[Recorded data]

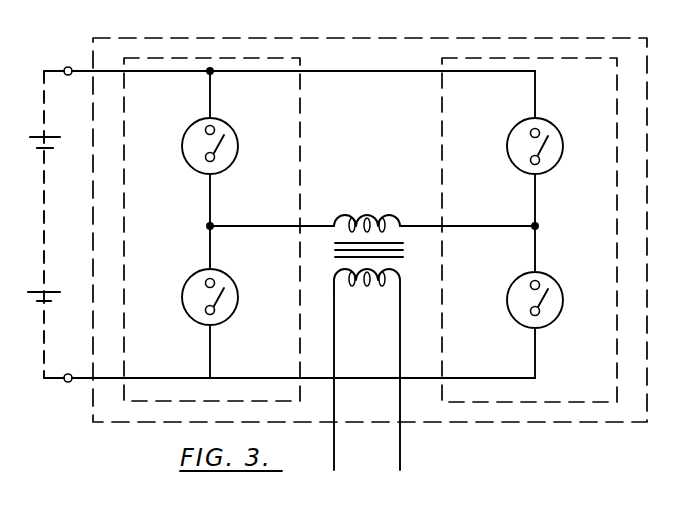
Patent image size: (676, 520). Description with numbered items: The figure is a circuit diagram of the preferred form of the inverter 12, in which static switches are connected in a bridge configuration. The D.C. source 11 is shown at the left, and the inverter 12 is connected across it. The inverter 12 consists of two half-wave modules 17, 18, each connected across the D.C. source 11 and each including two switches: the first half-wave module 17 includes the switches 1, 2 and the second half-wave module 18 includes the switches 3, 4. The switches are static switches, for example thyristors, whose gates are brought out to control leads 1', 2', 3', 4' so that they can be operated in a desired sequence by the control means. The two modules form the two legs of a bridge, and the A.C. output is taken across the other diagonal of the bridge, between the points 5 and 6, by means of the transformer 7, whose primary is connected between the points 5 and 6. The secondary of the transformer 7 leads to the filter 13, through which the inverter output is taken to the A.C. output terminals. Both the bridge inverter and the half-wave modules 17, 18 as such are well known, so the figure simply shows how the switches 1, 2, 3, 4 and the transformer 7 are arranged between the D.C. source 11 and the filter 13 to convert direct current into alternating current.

The switch 1 is at (191, 137).
The control lead 1' is at (184, 144).
The switch 2 is at (192, 288).
The control lead 2' is at (185, 297).
The switch 3 is at (541, 137).
The control lead 3' is at (562, 147).
The switch 4 is at (537, 295).
The control lead 4' is at (558, 298).
The point 5 is at (317, 226).
The point 6 is at (424, 226).
The transformer 7 is at (367, 222).
The D.C. source 11 is at (45, 207).
The inverter 12 is at (543, 38).
The filter 13 is at (379, 397).
The half-wave module 17 is at (147, 56).
The half-wave module 18 is at (476, 57).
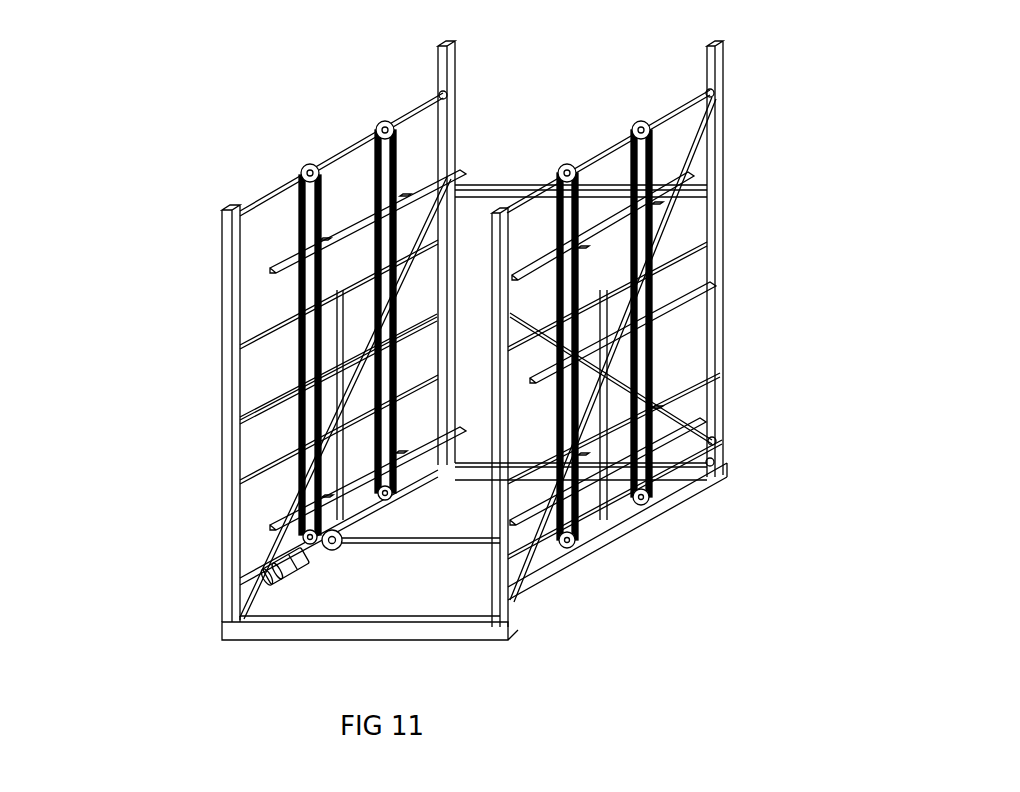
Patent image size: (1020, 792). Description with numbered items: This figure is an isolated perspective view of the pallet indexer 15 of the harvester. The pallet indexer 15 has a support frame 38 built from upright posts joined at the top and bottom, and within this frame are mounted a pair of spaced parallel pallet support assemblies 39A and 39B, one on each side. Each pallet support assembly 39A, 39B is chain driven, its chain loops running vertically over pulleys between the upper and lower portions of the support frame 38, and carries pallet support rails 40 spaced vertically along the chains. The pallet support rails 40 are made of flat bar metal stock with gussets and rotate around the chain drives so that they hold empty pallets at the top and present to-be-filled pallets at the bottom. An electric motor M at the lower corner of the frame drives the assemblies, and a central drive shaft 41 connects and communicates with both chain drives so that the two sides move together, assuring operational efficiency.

The pallet indexer 15 is at (575, 103).
The support frame 38 is at (733, 57).
The pallet support assembly 39A is at (293, 223).
The pallet support assembly 39B is at (663, 367).
The pallet support rails 40 is at (352, 218).
The central drive shaft 41 is at (343, 553).
The electric motor M is at (295, 585).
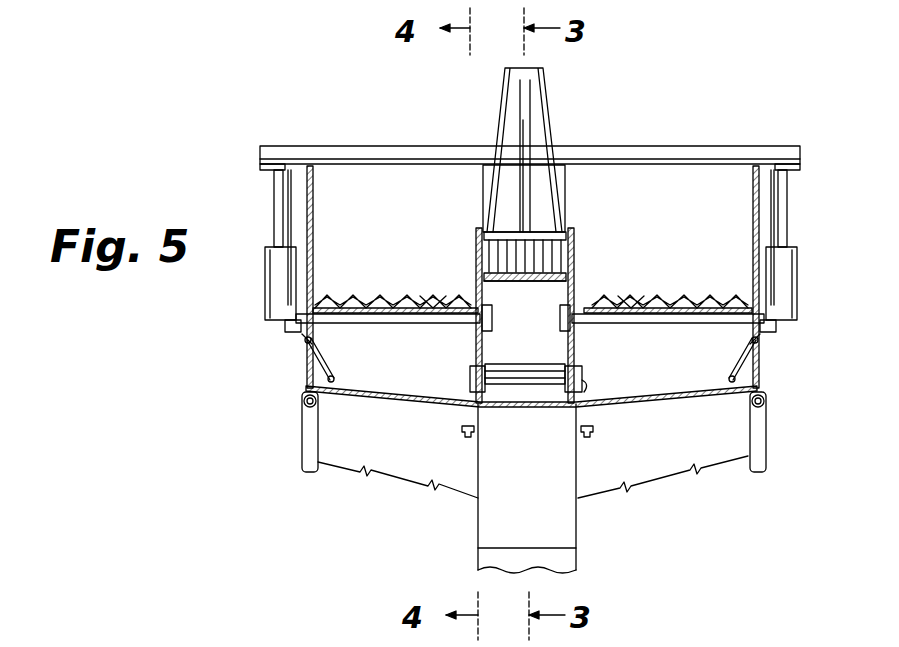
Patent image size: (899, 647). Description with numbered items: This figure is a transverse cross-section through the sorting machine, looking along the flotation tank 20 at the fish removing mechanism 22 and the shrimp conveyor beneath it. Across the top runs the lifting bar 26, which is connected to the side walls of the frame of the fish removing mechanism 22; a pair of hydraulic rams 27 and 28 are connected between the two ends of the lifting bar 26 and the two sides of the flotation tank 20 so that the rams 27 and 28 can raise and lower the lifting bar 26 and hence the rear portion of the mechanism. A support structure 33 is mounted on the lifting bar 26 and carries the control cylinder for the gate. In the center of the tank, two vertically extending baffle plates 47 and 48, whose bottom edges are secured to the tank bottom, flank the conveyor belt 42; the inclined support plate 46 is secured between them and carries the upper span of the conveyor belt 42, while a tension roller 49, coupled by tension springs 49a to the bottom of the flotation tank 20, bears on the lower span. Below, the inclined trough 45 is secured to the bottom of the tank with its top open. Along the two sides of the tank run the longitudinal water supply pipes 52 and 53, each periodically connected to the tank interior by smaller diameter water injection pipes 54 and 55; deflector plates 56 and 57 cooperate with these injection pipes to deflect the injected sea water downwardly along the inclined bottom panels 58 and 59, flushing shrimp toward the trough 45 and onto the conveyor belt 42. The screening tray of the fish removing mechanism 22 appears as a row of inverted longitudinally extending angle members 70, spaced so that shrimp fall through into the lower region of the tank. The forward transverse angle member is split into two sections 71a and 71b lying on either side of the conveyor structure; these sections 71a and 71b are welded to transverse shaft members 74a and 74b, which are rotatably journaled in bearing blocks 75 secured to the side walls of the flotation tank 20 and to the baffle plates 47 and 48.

Problem requirements:
Print every one of the rows above word for word, leaving out the pictures.

Result:
Patent image size: (676, 520). Description with numbered items: The figure is a circuit diagram of the preferred form of the inverter 12, in which static switches are connected in a bridge configuration. The D.C. source 11 is shown at the left, and the inverter 12 is connected across it. The inverter 12 consists of two half-wave modules 17, 18, each connected across the D.C. source 11 and each including two switches: the first half-wave module 17 includes the switches 1, 2 and the second half-wave module 18 includes the switches 3, 4. The switches are static switches, for example thyristors, whose gates are brought out to control leads 1', 2', 3', 4' so that they can be operated in a desired sequence by the control means. The two modules form the two legs of a bridge, and the A.C. output is taken across the other diagonal of the bridge, between the points 5 and 6, by means of the transformer 7, whose primary is connected between the points 5 and 6. The secondary of the transformer 7 leads to the filter 13, through which the inverter output is taken to the A.C. output terminals. Both the bridge inverter and the half-wave modules 17, 18 as such are well known, so the figure simply shows how the switches 1, 2, 3, 4 and the transformer 7 are arranged between the D.C. source 11 and the filter 13 to convert direct current into alternating current.

The switch 1 is at (191, 137).
The control lead 1' is at (184, 144).
The switch 2 is at (192, 288).
The control lead 2' is at (185, 297).
The switch 3 is at (541, 137).
The control lead 3' is at (562, 147).
The switch 4 is at (537, 295).
The control lead 4' is at (558, 298).
The point 5 is at (317, 226).
The point 6 is at (424, 226).
The transformer 7 is at (367, 222).
The D.C. source 11 is at (45, 207).
The inverter 12 is at (543, 38).
The filter 13 is at (379, 397).
The half-wave module 17 is at (147, 56).
The half-wave module 18 is at (476, 57).
Patent image size: (1020, 792). Description with numbered items: This figure is an isolated perspective view of the pallet indexer 15 of the harvester. The pallet indexer 15 has a support frame 38 built from upright posts joined at the top and bottom, and within this frame are mounted a pair of spaced parallel pallet support assemblies 39A and 39B, one on each side. Each pallet support assembly 39A, 39B is chain driven, its chain loops running vertically over pulleys between the upper and lower portions of the support frame 38, and carries pallet support rails 40 spaced vertically along the chains. The pallet support rails 40 are made of flat bar metal stock with gussets and rotate around the chain drives so that they hold empty pallets at the top and present to-be-filled pallets at the bottom. An electric motor M at the lower corner of the frame drives the assemblies, and a central drive shaft 41 connects and communicates with both chain drives so that the two sides move together, assuring operational efficiency.

The pallet indexer 15 is at (575, 103).
The support frame 38 is at (733, 57).
The pallet support assembly 39A is at (293, 223).
The pallet support assembly 39B is at (663, 367).
The pallet support rails 40 is at (352, 218).
The central drive shaft 41 is at (343, 553).
The electric motor M is at (295, 585).
Patent image size: (899, 647). Description with numbered items: This figure is a transverse cross-section through the sorting machine, looking along the flotation tank 20 at the fish removing mechanism 22 and the shrimp conveyor beneath it. Across the top runs the lifting bar 26, which is connected to the side walls of the frame of the fish removing mechanism 22; a pair of hydraulic rams 27 and 28 are connected between the two ends of the lifting bar 26 and the two sides of the flotation tank 20 so that the rams 27 and 28 can raise and lower the lifting bar 26 and hence the rear portion of the mechanism. A support structure 33 is mounted on the lifting bar 26 and carries the control cylinder for the gate. In the center of the tank, two vertically extending baffle plates 47 and 48, whose bottom edges are secured to the tank bottom, flank the conveyor belt 42; the inclined support plate 46 is secured between them and carries the upper span of the conveyor belt 42, while a tension roller 49, coupled by tension springs 49a to the bottom of the flotation tank 20, bears on the lower span. Below, the inclined trough 45 is secured to the bottom of the tank with its top open. Along the two sides of the tank run the longitudinal water supply pipes 52 and 53, each periodically connected to the tank interior by smaller diameter water injection pipes 54 and 55; deflector plates 56 and 57 cooperate with these injection pipes to deflect the injected sea water downwardly along the inclined bottom panels 58 and 59, flushing shrimp toward the trough 45 and onto the conveyor belt 42. The screening tray of the fish removing mechanism 22 appears as a row of inverted longitudinally extending angle members 70, spaced so that shrimp fall through into the lower region of the tank. The forward transverse angle member is split into two sections 71a and 71b lying on either side of the conveyor structure; these sections 71a and 71b are welded to transverse shaft members 74a and 74b, which are rotatably journaled in bearing blocks 75 secured to the side walls of the flotation tank 20 and to the baffle plates 47 and 48.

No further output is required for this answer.